**Instructions to follow:**
Keep every line where the word "left" appears; drop the rest.

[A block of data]

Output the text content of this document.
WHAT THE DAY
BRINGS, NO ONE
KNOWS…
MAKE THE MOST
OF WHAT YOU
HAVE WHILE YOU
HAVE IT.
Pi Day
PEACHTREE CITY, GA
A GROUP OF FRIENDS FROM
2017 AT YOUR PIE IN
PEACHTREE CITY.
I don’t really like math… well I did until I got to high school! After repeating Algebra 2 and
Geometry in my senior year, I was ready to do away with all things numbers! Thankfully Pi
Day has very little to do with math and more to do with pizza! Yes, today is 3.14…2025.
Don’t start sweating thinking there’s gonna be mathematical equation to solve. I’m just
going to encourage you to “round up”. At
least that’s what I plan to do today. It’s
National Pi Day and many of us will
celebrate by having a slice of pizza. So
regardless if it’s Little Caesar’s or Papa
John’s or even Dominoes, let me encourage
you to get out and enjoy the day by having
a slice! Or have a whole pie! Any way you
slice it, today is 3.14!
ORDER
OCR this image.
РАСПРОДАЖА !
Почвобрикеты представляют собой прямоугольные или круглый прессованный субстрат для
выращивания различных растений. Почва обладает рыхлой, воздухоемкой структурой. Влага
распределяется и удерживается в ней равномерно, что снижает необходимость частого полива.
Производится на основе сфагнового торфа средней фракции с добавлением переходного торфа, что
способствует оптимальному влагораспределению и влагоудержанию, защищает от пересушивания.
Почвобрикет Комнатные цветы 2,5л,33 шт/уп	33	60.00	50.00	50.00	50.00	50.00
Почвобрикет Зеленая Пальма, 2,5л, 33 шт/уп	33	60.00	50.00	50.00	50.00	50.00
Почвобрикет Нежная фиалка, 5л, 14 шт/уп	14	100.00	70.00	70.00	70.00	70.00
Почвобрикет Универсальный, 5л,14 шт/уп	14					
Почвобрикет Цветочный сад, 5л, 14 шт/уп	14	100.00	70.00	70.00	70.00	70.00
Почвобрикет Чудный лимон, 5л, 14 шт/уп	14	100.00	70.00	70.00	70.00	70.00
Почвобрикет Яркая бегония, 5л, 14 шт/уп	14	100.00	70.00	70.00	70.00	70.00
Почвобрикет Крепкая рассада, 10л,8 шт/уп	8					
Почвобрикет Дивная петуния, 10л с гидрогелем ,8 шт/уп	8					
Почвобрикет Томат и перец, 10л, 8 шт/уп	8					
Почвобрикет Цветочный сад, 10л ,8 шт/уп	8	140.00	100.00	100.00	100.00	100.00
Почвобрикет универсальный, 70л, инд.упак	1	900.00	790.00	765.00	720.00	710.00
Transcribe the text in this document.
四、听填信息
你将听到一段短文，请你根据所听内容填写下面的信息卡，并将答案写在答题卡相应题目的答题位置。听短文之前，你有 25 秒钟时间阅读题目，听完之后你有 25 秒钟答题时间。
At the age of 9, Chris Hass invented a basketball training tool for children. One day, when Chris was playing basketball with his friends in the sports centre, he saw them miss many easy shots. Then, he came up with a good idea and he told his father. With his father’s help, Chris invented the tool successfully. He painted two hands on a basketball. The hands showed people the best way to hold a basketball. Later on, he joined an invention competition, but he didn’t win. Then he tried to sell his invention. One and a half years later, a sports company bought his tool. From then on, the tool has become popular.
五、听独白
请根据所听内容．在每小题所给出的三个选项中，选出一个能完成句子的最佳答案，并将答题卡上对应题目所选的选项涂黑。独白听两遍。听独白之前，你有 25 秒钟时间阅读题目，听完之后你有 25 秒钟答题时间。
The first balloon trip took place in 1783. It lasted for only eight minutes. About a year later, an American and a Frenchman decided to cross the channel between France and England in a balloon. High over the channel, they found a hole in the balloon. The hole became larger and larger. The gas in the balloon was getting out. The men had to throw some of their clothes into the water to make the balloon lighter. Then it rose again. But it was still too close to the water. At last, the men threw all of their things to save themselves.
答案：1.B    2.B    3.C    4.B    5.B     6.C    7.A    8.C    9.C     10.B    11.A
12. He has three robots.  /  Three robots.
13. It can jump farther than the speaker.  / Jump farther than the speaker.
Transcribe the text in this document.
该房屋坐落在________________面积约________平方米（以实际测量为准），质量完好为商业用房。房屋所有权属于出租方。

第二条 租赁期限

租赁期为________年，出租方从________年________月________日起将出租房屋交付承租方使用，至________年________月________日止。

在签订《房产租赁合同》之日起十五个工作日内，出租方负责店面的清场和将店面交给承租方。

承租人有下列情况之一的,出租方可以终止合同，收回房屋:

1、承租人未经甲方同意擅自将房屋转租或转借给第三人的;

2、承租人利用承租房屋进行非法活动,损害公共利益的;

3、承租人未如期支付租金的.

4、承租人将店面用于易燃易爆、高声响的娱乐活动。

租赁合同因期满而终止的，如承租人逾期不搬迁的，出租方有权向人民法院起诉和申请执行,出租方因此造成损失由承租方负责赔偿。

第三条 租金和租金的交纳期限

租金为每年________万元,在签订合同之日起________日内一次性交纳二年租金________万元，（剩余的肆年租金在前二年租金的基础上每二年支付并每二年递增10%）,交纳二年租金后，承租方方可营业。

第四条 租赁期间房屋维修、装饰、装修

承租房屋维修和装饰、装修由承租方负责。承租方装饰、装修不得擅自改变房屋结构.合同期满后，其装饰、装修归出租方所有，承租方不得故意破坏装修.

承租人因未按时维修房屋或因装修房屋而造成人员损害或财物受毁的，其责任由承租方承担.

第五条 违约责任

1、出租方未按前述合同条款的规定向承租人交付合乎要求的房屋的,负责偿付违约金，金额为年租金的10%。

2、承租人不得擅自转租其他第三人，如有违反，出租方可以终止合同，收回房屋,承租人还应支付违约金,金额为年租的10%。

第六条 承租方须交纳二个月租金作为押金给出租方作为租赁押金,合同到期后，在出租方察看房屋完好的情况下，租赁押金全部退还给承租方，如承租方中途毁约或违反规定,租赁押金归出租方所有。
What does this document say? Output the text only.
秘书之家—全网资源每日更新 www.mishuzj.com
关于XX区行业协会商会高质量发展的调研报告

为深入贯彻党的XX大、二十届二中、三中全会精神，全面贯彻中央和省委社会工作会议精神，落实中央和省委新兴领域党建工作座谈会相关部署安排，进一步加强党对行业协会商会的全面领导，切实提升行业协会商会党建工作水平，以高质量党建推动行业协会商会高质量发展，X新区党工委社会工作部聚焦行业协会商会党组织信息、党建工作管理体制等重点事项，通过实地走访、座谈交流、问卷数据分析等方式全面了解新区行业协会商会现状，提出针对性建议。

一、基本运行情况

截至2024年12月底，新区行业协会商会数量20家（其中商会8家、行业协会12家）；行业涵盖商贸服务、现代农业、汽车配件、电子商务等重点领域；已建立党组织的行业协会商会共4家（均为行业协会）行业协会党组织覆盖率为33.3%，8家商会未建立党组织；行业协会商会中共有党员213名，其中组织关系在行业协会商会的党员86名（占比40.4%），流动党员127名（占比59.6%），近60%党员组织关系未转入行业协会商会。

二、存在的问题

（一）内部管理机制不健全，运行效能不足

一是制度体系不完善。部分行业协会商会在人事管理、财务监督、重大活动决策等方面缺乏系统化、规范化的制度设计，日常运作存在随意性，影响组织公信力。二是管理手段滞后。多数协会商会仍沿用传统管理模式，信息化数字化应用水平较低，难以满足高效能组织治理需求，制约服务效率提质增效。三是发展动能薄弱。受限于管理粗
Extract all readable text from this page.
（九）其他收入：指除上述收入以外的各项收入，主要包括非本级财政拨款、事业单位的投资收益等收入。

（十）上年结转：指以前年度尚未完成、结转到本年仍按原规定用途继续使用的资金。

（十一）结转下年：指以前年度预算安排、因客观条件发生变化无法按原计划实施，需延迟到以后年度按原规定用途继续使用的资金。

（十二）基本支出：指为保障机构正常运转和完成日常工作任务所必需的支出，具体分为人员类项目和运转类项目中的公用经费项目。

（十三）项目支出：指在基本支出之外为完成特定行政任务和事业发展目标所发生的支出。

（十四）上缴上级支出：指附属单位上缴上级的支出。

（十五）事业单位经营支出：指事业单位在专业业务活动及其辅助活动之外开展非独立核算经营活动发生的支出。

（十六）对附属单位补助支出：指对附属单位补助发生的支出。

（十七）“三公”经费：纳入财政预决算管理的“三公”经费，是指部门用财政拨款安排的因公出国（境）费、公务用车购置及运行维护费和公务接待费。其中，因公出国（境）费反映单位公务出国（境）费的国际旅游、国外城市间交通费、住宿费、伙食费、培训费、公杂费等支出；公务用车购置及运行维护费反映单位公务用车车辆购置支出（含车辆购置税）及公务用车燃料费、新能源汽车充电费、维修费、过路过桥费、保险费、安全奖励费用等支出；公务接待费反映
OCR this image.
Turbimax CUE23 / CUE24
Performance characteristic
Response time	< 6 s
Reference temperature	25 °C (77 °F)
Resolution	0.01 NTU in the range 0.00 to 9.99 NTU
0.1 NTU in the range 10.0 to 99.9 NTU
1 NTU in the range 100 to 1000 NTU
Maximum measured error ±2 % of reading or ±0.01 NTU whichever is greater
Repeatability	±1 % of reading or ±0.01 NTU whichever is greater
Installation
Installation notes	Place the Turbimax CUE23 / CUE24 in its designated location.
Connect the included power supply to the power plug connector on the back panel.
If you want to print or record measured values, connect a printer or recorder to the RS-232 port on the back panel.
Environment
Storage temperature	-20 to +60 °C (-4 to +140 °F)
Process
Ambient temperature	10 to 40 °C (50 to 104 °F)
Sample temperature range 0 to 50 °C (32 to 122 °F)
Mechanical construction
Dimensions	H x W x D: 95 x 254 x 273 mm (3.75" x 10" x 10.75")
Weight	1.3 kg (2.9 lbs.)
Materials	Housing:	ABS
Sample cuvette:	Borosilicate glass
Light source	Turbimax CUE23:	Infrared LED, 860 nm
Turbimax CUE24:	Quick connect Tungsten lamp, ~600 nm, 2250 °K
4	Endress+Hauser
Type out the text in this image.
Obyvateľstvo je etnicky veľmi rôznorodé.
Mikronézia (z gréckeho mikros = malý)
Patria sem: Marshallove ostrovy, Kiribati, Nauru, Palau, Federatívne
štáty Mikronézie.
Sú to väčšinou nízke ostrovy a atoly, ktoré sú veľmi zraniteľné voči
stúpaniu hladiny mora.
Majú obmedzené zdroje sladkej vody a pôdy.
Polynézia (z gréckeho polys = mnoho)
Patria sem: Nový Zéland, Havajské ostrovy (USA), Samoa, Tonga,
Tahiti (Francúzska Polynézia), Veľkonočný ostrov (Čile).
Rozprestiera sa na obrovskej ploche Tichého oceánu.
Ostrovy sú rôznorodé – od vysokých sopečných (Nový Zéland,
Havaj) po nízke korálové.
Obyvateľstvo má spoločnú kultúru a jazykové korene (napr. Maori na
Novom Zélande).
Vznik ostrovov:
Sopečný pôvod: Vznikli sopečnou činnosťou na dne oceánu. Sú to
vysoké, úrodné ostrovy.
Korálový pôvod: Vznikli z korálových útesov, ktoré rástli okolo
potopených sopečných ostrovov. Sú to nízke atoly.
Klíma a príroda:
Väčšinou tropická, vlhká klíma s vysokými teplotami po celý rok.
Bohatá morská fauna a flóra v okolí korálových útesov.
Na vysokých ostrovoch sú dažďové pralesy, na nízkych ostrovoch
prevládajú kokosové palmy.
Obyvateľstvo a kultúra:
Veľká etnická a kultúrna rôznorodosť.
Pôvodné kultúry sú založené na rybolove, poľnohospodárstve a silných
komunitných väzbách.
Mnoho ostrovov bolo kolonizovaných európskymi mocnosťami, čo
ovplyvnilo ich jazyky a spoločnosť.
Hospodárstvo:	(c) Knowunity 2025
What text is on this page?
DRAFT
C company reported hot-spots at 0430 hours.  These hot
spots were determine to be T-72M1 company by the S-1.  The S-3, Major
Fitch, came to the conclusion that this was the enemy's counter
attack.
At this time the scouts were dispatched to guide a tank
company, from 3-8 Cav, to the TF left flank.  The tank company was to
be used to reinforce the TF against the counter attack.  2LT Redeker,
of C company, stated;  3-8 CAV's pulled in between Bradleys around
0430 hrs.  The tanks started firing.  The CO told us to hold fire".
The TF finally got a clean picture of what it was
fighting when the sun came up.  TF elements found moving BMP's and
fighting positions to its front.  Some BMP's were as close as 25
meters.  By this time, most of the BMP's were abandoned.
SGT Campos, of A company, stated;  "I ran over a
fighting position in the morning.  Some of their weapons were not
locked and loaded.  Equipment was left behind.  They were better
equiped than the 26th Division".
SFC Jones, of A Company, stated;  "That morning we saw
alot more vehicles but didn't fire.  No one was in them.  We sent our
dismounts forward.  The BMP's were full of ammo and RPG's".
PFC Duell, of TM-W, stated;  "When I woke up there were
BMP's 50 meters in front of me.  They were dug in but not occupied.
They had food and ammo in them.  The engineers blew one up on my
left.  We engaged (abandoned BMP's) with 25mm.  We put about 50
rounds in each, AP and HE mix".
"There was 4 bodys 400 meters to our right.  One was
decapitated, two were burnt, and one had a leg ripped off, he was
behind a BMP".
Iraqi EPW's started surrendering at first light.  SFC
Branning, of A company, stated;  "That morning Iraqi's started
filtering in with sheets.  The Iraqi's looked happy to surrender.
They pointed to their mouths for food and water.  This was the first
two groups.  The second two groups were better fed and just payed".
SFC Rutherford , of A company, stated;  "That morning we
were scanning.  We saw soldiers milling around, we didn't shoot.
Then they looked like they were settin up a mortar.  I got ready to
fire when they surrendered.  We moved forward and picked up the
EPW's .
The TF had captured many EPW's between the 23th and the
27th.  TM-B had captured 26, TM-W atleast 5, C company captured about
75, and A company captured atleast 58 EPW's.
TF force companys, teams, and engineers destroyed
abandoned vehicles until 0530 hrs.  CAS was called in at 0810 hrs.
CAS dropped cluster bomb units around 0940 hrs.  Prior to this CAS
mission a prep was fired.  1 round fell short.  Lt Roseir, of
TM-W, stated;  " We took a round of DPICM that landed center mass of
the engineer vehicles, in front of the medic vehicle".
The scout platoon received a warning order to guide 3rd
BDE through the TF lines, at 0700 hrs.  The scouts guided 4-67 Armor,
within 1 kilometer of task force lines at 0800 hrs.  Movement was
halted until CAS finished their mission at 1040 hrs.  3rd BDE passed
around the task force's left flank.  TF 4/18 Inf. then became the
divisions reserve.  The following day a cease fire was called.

**Full response:**
company, from 3-8 Cav, to the TF left flank.  The tank company was to
locked and loaded.  Equipment was left behind.  They were better
left.  We engaged (abandoned BMP's) with 25mm.  We put about 50
around the task force's left flank.  TF 4/18 Inf. then became the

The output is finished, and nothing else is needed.